_Data entries_:
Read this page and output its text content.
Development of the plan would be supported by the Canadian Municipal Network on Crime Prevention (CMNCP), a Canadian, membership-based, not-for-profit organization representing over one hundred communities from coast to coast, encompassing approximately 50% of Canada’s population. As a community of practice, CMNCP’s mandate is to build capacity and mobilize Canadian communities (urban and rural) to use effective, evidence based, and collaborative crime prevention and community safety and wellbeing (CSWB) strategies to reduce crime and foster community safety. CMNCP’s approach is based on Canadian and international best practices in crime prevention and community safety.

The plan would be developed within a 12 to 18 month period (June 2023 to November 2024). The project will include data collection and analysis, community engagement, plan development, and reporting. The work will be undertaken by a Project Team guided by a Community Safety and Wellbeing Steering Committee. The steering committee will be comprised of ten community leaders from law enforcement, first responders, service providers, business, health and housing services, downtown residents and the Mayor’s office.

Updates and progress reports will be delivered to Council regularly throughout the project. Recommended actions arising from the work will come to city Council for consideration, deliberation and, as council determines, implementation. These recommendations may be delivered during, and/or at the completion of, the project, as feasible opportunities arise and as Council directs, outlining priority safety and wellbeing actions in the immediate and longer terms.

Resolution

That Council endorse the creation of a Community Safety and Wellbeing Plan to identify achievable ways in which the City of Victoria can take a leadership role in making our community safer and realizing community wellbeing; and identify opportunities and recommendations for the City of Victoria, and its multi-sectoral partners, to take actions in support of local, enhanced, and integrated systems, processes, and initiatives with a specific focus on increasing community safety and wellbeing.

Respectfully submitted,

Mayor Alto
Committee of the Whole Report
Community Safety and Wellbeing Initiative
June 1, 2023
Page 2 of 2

_Objective_: Reproduce the entries above exactly.

_Full answer_:
Read this page and output its text content.
Development of the plan would be supported by the Canadian Municipal Network on Crime Prevention (CMNCP), a Canadian, membership-based, not-for-profit organization representing over one hundred communities from coast to coast, encompassing approximately 50% of Canada’s population. As a community of practice, CMNCP’s mandate is to build capacity and mobilize Canadian communities (urban and rural) to use effective, evidence based, and collaborative crime prevention and community safety and wellbeing (CSWB) strategies to reduce crime and foster community safety. CMNCP’s approach is based on Canadian and international best practices in crime prevention and community safety.

The plan would be developed within a 12 to 18 month period (June 2023 to November 2024). The project will include data collection and analysis, community engagement, plan development, and reporting. The work will be undertaken by a Project Team guided by a Community Safety and Wellbeing Steering Committee. The steering committee will be comprised of ten community leaders from law enforcement, first responders, service providers, business, health and housing services, downtown residents and the Mayor’s office.

Updates and progress reports will be delivered to Council regularly throughout the project. Recommended actions arising from the work will come to city Council for consideration, deliberation and, as council determines, implementation. These recommendations may be delivered during, and/or at the completion of, the project, as feasible opportunities arise and as Council directs, outlining priority safety and wellbeing actions in the immediate and longer terms.

Resolution

That Council endorse the creation of a Community Safety and Wellbeing Plan to identify achievable ways in which the City of Victoria can take a leadership role in making our community safer and realizing community wellbeing; and identify opportunities and recommendations for the City of Victoria, and its multi-sectoral partners, to take actions in support of local, enhanced, and integrated systems, processes, and initiatives with a specific focus on increasing community safety and wellbeing.

Respectfully submitted,

Mayor Alto
Committee of the Whole Report
Community Safety and Wellbeing Initiative
June 1, 2023
Page 2 of 2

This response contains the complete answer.